▶ Direction
Scan the entries below. List each line with "footer".

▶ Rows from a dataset
######
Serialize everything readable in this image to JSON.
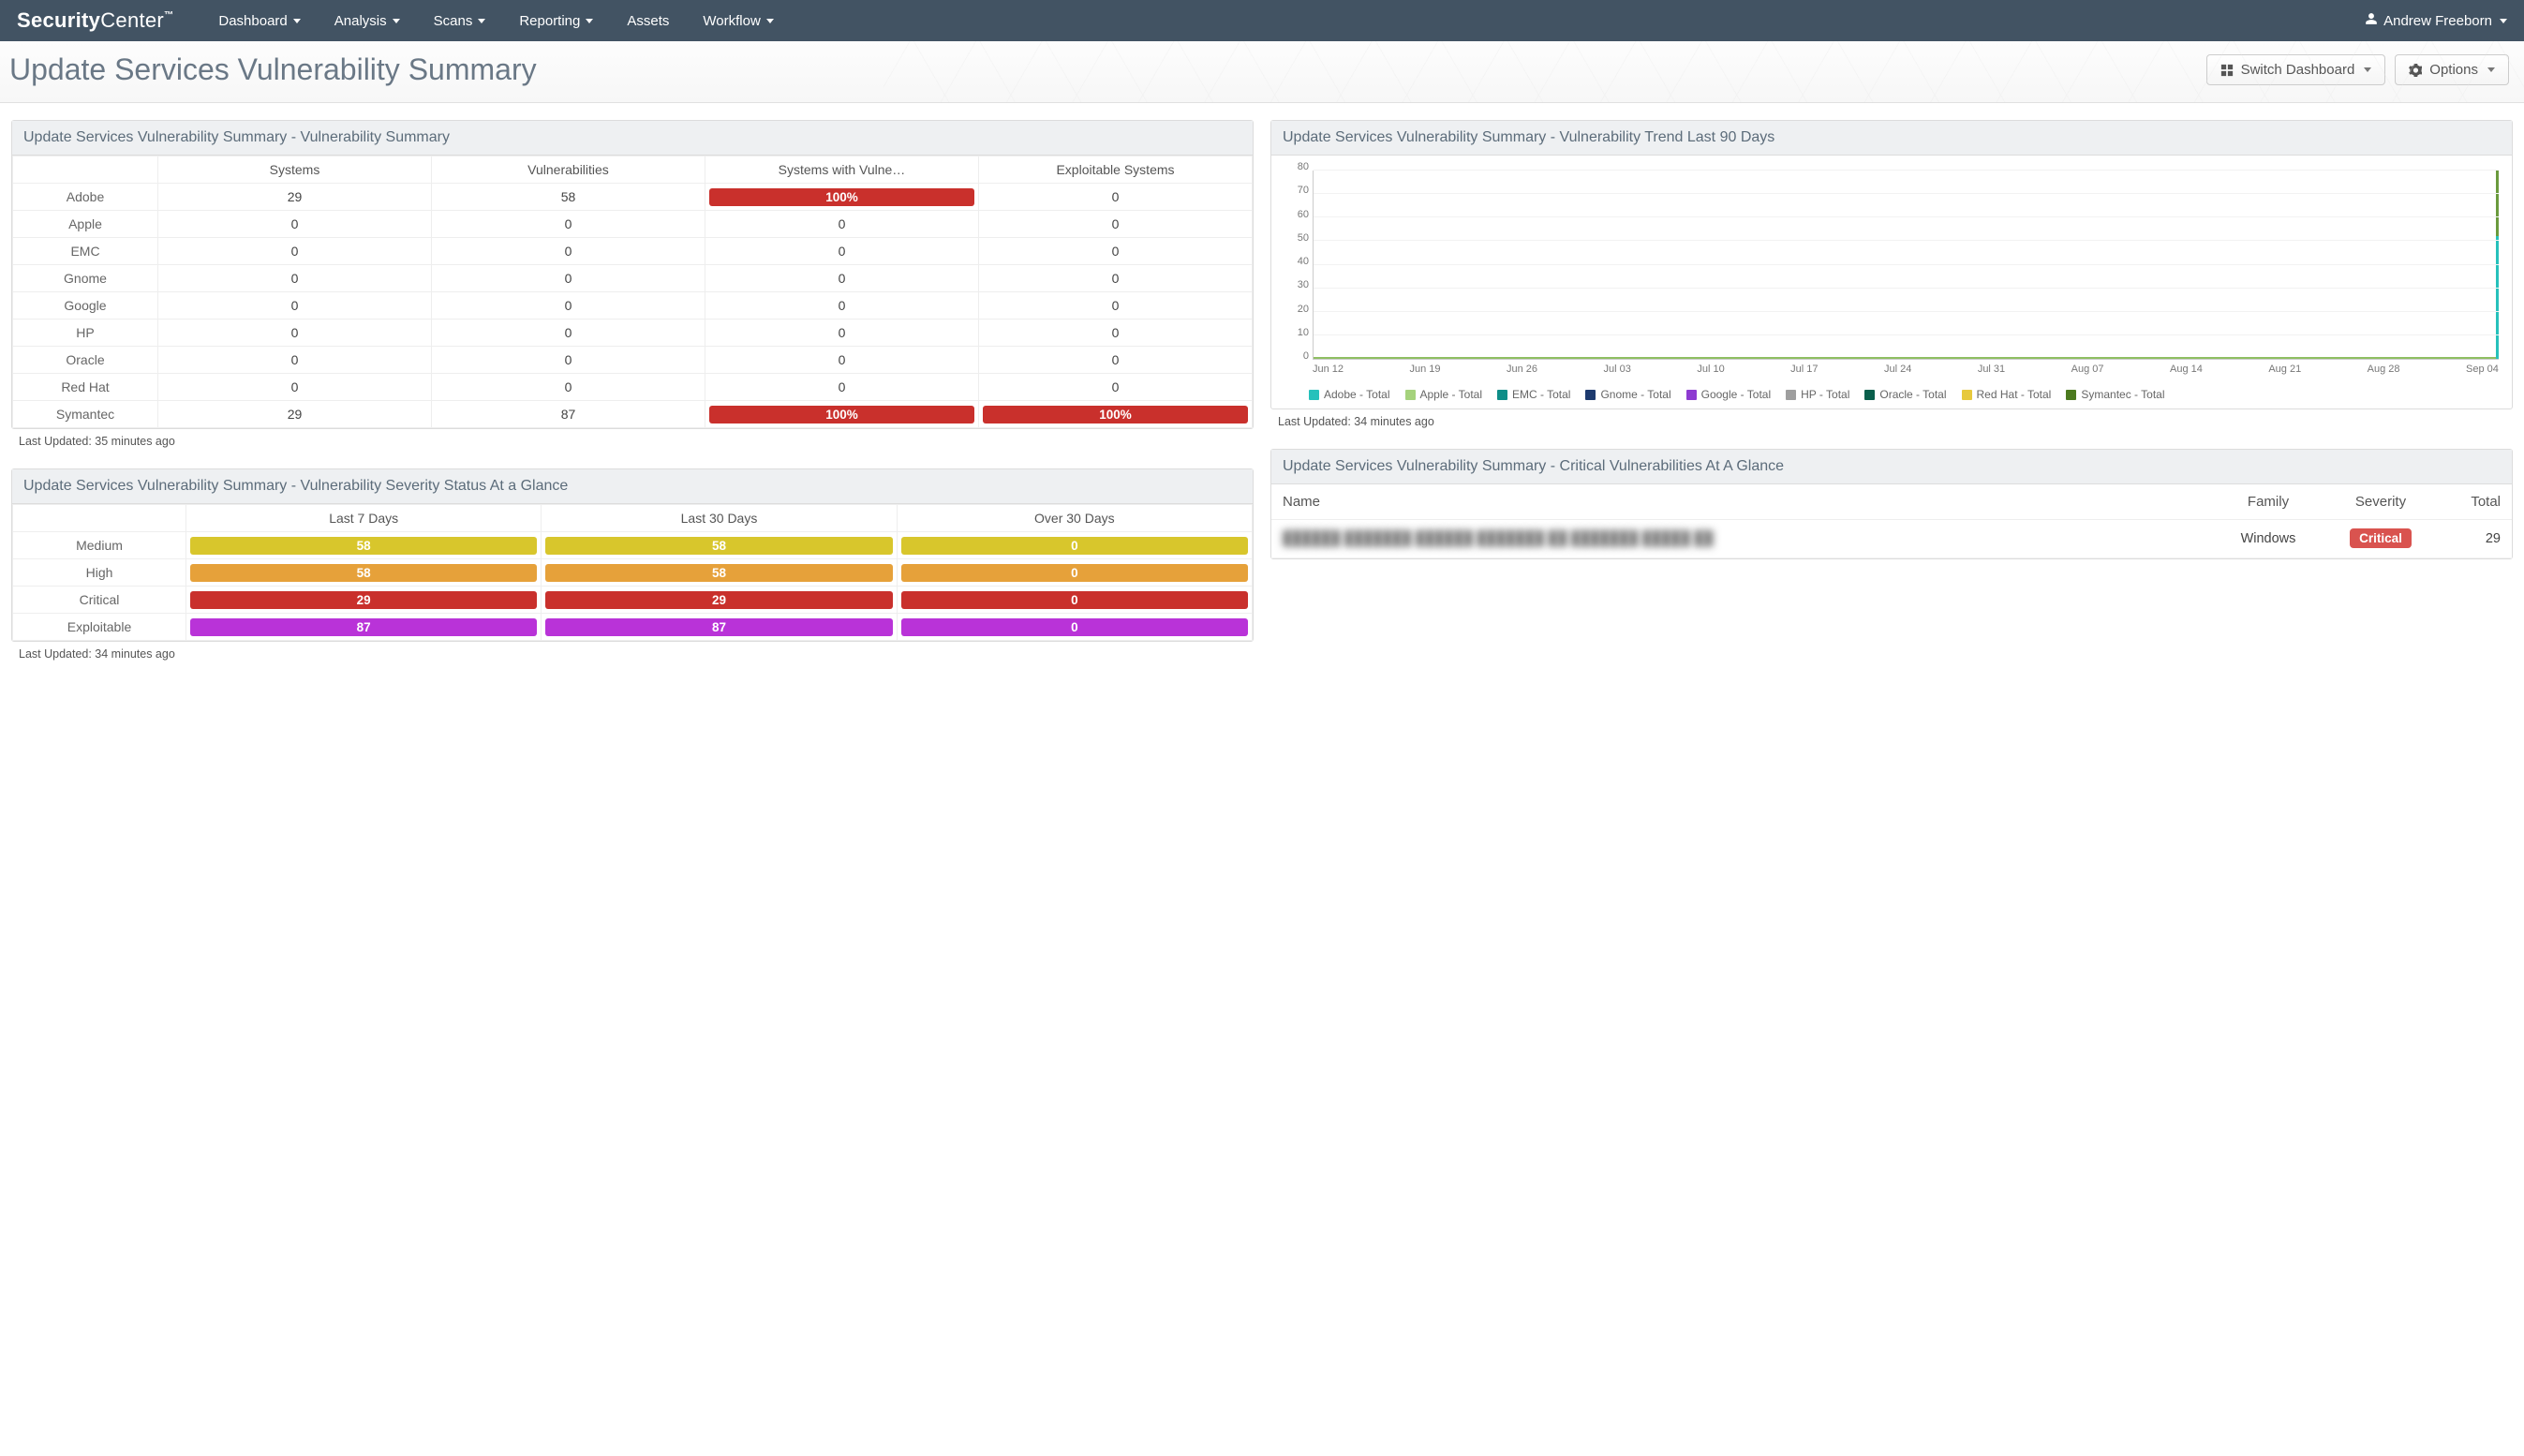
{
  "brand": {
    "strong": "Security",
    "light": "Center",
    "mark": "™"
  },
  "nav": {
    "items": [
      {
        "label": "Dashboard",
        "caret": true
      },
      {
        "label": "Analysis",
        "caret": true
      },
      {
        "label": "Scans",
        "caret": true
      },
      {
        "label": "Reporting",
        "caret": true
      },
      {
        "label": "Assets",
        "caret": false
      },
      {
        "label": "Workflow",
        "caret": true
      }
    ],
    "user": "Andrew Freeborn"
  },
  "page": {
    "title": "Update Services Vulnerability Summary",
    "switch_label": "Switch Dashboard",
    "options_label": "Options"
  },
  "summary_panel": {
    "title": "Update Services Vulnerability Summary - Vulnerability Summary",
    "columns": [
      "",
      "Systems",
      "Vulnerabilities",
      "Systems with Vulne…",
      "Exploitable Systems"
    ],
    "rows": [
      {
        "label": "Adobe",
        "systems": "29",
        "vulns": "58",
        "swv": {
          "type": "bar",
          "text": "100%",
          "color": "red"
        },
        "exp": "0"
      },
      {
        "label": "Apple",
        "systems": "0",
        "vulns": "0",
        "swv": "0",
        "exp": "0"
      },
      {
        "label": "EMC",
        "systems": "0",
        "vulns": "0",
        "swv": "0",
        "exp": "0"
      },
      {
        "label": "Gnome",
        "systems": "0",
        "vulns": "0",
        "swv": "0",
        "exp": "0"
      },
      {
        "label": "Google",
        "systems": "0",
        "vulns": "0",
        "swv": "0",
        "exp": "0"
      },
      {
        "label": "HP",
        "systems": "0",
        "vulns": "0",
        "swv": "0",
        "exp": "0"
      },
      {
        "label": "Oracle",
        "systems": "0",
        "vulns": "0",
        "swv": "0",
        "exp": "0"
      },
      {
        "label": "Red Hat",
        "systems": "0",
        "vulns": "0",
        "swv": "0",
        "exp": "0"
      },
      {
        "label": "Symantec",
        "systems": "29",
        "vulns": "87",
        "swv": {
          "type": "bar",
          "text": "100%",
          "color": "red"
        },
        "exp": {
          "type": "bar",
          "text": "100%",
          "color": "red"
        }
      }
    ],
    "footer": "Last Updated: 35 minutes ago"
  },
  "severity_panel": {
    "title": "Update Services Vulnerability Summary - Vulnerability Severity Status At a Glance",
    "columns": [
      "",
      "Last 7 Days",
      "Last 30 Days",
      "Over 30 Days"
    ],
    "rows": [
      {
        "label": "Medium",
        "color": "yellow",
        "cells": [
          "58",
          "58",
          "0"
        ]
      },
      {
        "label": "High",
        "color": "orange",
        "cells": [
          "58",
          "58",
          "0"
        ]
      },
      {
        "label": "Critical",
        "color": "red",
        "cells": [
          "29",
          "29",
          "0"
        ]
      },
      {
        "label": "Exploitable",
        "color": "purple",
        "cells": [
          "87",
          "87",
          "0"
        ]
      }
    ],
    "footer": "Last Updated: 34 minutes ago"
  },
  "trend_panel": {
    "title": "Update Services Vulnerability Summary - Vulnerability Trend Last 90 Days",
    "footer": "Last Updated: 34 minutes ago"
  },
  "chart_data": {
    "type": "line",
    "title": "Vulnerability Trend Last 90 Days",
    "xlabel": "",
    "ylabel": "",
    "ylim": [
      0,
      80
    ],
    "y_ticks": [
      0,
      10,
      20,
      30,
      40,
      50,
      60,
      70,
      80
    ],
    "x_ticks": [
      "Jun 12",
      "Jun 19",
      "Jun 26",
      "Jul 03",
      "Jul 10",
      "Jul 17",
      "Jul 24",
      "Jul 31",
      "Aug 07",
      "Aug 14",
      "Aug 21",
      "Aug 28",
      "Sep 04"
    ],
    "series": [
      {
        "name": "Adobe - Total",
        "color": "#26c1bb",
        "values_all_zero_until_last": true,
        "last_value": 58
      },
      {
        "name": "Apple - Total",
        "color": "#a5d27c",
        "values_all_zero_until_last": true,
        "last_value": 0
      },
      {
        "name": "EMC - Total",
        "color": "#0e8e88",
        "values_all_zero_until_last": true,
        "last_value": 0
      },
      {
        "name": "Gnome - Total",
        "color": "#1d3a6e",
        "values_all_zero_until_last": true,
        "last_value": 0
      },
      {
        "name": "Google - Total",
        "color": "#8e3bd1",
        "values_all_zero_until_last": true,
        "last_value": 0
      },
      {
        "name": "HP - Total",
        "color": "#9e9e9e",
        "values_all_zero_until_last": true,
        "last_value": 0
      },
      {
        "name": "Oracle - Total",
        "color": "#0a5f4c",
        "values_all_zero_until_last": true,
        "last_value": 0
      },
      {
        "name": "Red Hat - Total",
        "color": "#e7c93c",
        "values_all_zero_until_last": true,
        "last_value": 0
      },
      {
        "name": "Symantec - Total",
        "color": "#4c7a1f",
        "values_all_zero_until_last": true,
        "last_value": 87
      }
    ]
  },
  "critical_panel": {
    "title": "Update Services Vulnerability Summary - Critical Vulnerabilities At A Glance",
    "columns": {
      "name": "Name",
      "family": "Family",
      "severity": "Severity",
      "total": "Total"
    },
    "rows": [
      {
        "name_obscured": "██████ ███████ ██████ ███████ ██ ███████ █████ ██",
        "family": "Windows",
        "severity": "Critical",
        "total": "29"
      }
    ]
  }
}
######
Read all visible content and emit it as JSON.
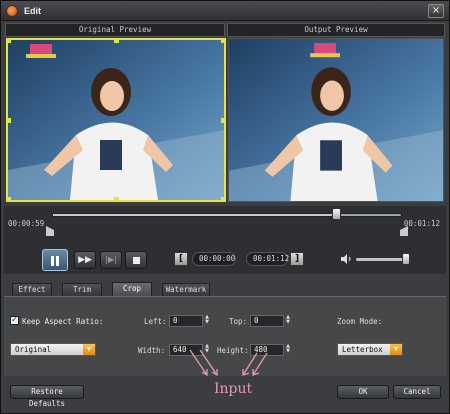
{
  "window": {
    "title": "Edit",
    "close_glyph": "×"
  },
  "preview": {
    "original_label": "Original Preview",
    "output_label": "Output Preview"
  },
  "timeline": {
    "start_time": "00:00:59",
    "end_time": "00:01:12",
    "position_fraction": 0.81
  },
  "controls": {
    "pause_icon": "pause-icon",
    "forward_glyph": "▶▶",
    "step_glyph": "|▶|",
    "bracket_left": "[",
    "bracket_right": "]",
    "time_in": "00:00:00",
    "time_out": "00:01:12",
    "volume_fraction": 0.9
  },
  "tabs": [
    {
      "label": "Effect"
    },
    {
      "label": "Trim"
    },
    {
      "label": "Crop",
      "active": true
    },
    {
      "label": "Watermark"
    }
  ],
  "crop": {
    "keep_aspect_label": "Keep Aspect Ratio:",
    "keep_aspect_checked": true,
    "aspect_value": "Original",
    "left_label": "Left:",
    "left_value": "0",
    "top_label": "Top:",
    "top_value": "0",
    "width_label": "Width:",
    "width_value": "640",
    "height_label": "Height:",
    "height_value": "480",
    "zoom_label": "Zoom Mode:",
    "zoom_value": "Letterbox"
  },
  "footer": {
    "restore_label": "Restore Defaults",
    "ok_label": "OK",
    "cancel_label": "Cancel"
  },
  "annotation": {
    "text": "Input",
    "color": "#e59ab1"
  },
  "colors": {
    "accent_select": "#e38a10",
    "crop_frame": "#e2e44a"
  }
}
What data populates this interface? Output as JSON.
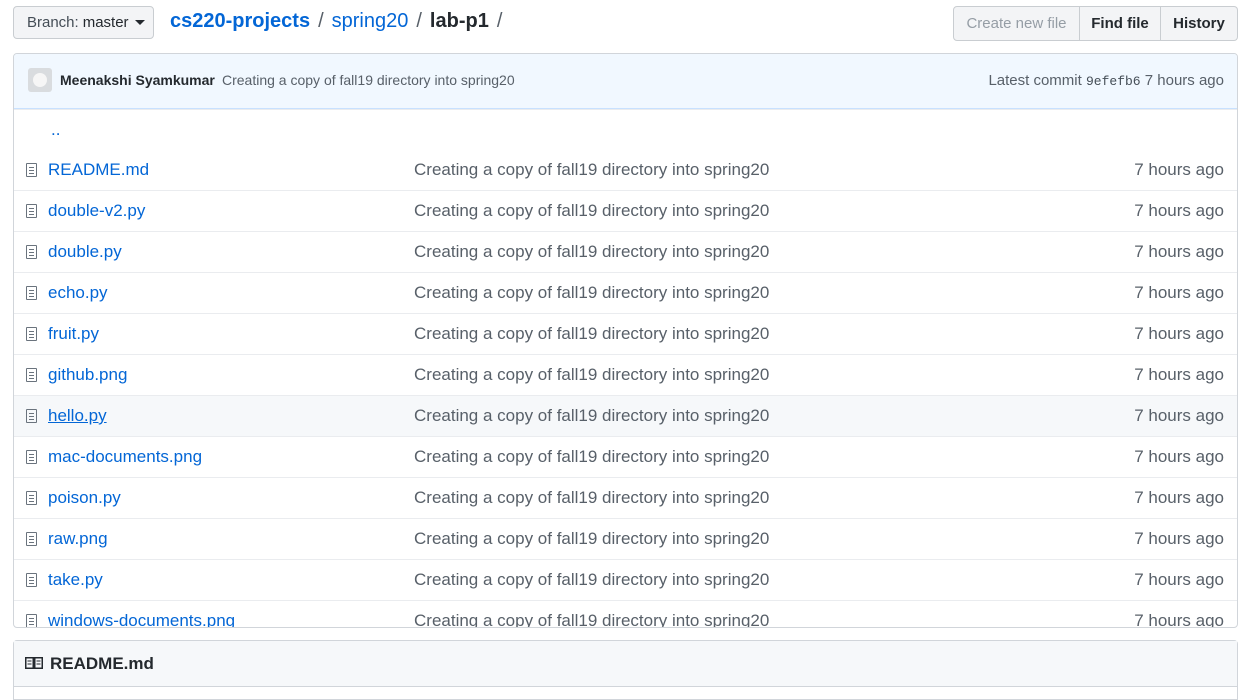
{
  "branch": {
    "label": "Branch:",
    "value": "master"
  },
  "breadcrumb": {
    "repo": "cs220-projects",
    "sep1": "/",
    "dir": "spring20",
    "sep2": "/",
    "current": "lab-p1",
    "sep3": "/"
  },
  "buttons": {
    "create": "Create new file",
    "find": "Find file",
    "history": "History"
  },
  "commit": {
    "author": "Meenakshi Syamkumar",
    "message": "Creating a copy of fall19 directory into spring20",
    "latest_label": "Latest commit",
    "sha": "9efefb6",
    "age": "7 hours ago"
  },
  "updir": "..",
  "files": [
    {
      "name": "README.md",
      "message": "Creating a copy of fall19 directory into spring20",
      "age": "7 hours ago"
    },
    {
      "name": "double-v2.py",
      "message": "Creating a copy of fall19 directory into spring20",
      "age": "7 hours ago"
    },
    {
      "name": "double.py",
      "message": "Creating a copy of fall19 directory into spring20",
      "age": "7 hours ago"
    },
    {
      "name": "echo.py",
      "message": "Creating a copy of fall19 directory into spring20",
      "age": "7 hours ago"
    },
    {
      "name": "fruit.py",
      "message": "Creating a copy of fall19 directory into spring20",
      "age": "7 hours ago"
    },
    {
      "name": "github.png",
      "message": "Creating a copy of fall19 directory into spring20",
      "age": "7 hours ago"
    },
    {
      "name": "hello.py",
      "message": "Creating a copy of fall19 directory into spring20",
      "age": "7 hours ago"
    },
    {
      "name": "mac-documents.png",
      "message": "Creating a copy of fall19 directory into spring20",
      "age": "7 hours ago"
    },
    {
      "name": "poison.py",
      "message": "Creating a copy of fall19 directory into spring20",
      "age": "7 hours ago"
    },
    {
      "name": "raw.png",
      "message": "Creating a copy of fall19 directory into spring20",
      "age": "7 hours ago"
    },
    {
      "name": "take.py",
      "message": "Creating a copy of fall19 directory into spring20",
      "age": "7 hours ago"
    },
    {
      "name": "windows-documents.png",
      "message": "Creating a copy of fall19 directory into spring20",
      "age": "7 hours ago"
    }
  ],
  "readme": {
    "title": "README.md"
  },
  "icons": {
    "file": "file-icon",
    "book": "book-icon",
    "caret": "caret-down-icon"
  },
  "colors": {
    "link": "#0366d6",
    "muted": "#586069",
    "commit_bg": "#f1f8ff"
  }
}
######
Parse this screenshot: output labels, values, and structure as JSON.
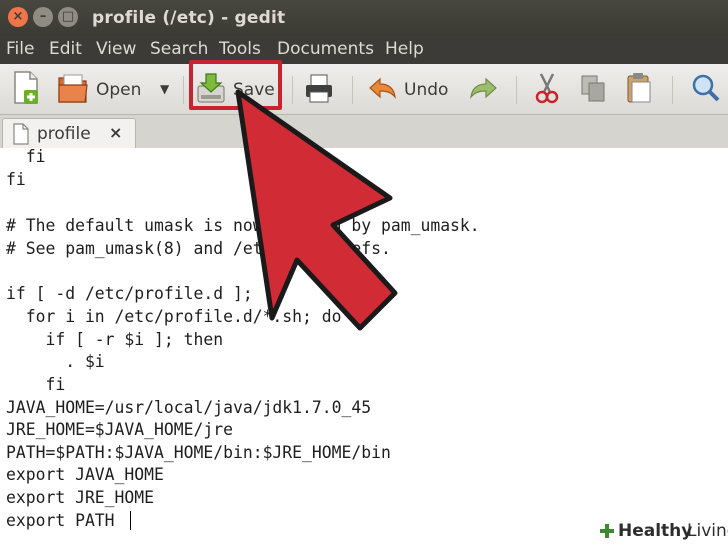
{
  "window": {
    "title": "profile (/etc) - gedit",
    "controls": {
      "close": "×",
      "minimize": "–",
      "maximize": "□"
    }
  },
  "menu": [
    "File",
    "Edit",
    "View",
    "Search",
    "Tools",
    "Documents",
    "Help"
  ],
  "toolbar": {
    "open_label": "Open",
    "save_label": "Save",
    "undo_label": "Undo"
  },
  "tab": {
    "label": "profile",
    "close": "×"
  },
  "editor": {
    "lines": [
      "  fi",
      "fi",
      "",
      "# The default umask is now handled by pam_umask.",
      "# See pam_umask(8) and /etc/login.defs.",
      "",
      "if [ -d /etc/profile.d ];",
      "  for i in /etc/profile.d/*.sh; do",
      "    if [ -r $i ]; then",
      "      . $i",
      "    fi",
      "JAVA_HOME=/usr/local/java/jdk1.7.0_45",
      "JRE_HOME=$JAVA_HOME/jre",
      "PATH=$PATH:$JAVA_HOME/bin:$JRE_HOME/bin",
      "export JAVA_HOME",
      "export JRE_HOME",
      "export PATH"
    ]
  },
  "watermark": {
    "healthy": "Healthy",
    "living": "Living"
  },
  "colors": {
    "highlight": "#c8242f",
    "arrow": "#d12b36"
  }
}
######
▶ Reply
    "footer": "Last Updated: 35 minutes ago"
    "footer": "Last Updated: 34 minutes ago"
    "footer": "Last Updated: 34 minutes ago"
  "footer": {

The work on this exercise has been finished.